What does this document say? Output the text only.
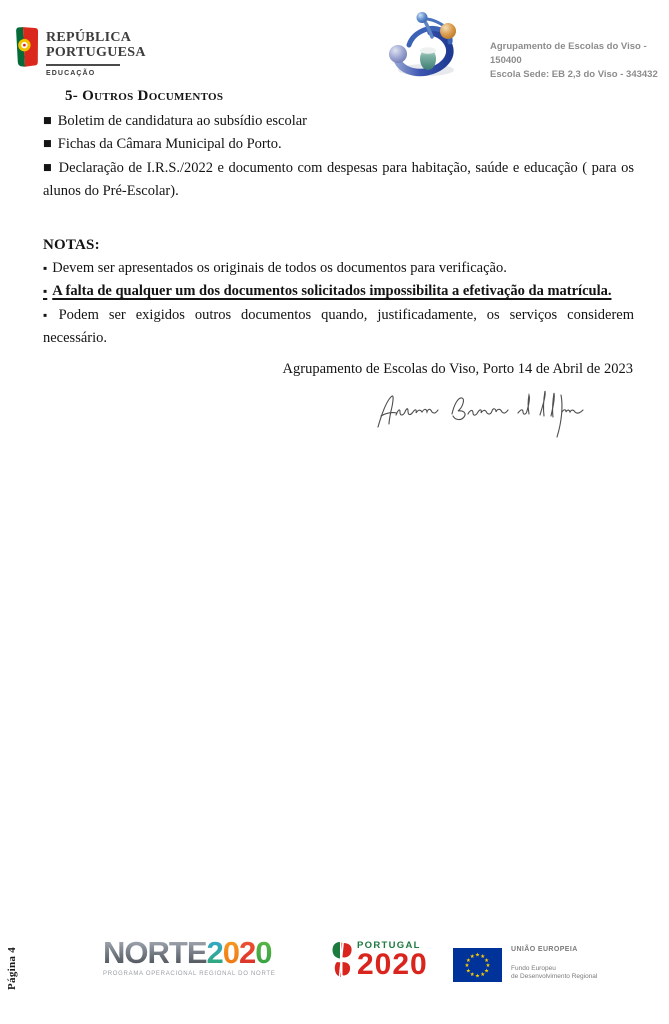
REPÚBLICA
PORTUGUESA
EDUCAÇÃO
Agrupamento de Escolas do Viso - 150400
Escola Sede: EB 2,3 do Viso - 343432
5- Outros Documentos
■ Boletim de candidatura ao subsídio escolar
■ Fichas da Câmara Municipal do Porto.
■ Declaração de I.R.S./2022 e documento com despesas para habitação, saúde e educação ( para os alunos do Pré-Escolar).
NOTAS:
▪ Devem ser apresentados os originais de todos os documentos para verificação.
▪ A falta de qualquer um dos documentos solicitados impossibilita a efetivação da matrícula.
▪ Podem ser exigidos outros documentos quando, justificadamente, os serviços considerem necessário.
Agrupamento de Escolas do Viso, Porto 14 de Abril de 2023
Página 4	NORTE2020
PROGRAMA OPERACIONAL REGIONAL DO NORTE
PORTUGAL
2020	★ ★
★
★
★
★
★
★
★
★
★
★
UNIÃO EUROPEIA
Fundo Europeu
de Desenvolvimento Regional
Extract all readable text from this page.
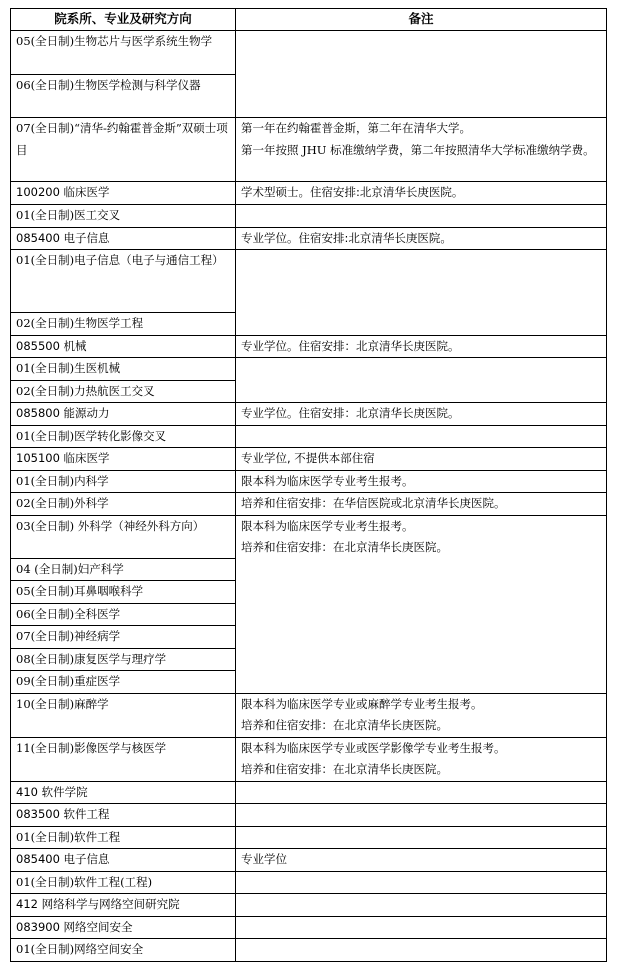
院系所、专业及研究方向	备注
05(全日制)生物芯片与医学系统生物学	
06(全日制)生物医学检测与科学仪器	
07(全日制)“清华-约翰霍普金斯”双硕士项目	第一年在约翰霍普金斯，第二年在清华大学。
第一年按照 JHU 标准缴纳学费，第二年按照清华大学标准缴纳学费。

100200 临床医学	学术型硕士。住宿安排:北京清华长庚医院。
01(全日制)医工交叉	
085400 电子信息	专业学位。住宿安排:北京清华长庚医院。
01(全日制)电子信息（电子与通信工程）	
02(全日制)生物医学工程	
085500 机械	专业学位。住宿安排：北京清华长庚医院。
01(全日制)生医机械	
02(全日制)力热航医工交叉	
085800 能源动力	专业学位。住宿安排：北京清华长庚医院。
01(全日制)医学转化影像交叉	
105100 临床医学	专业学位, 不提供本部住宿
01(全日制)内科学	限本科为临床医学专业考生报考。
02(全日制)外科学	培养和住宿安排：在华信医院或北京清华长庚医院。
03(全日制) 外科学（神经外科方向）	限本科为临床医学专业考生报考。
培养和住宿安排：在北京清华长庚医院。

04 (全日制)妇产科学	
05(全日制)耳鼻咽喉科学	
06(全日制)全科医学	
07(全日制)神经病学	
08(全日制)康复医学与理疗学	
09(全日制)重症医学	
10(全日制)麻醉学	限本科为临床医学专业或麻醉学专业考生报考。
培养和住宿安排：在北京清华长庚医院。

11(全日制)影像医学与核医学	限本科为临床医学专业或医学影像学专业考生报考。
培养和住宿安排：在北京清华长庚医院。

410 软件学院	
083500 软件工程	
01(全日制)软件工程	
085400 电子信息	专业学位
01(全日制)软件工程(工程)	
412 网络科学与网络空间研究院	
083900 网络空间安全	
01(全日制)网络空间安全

_Brief_: Pictures in the data above should not be copied; transcribe everything else exactly.

_Solution to this problem_:
What does this document say? Output the text only.
REPÚBLICA
PORTUGUESA
EDUCAÇÃO
Agrupamento de Escolas do Viso - 150400
Escola Sede: EB 2,3 do Viso - 343432
5- Outros Documentos
■ Boletim de candidatura ao subsídio escolar
■ Fichas da Câmara Municipal do Porto.
■ Declaração de I.R.S./2022 e documento com despesas para habitação, saúde e educação ( para os alunos do Pré-Escolar).
NOTAS:
▪ Devem ser apresentados os originais de todos os documentos para verificação.
▪ A falta de qualquer um dos documentos solicitados impossibilita a efetivação da matrícula.
▪ Podem ser exigidos outros documentos quando, justificadamente, os serviços considerem necessário.
Agrupamento de Escolas do Viso, Porto 14 de Abril de 2023
Página 4	NORTE2020
PROGRAMA OPERACIONAL REGIONAL DO NORTE
PORTUGAL
2020	★ ★
★
★
★
★
★
★
★
★
★
★
UNIÃO EUROPEIA
Fundo Europeu
de Desenvolvimento Regional
Extract all readable text from this page.
院系所、专业及研究方向	备注
05(全日制)生物芯片与医学系统生物学	
06(全日制)生物医学检测与科学仪器	
07(全日制)“清华-约翰霍普金斯”双硕士项目	第一年在约翰霍普金斯，第二年在清华大学。
第一年按照 JHU 标准缴纳学费，第二年按照清华大学标准缴纳学费。

100200 临床医学	学术型硕士。住宿安排:北京清华长庚医院。
01(全日制)医工交叉	
085400 电子信息	专业学位。住宿安排:北京清华长庚医院。
01(全日制)电子信息（电子与通信工程）	
02(全日制)生物医学工程	
085500 机械	专业学位。住宿安排：北京清华长庚医院。
01(全日制)生医机械	
02(全日制)力热航医工交叉	
085800 能源动力	专业学位。住宿安排：北京清华长庚医院。
01(全日制)医学转化影像交叉	
105100 临床医学	专业学位, 不提供本部住宿
01(全日制)内科学	限本科为临床医学专业考生报考。
02(全日制)外科学	培养和住宿安排：在华信医院或北京清华长庚医院。
03(全日制) 外科学（神经外科方向）	限本科为临床医学专业考生报考。
培养和住宿安排：在北京清华长庚医院。

04 (全日制)妇产科学	
05(全日制)耳鼻咽喉科学	
06(全日制)全科医学	
07(全日制)神经病学	
08(全日制)康复医学与理疗学	
09(全日制)重症医学	
10(全日制)麻醉学	限本科为临床医学专业或麻醉学专业考生报考。
培养和住宿安排：在北京清华长庚医院。

11(全日制)影像医学与核医学	限本科为临床医学专业或医学影像学专业考生报考。
培养和住宿安排：在北京清华长庚医院。

410 软件学院	
083500 软件工程	
01(全日制)软件工程	
085400 电子信息	专业学位
01(全日制)软件工程(工程)	
412 网络科学与网络空间研究院	
083900 网络空间安全	
01(全日制)网络空间安全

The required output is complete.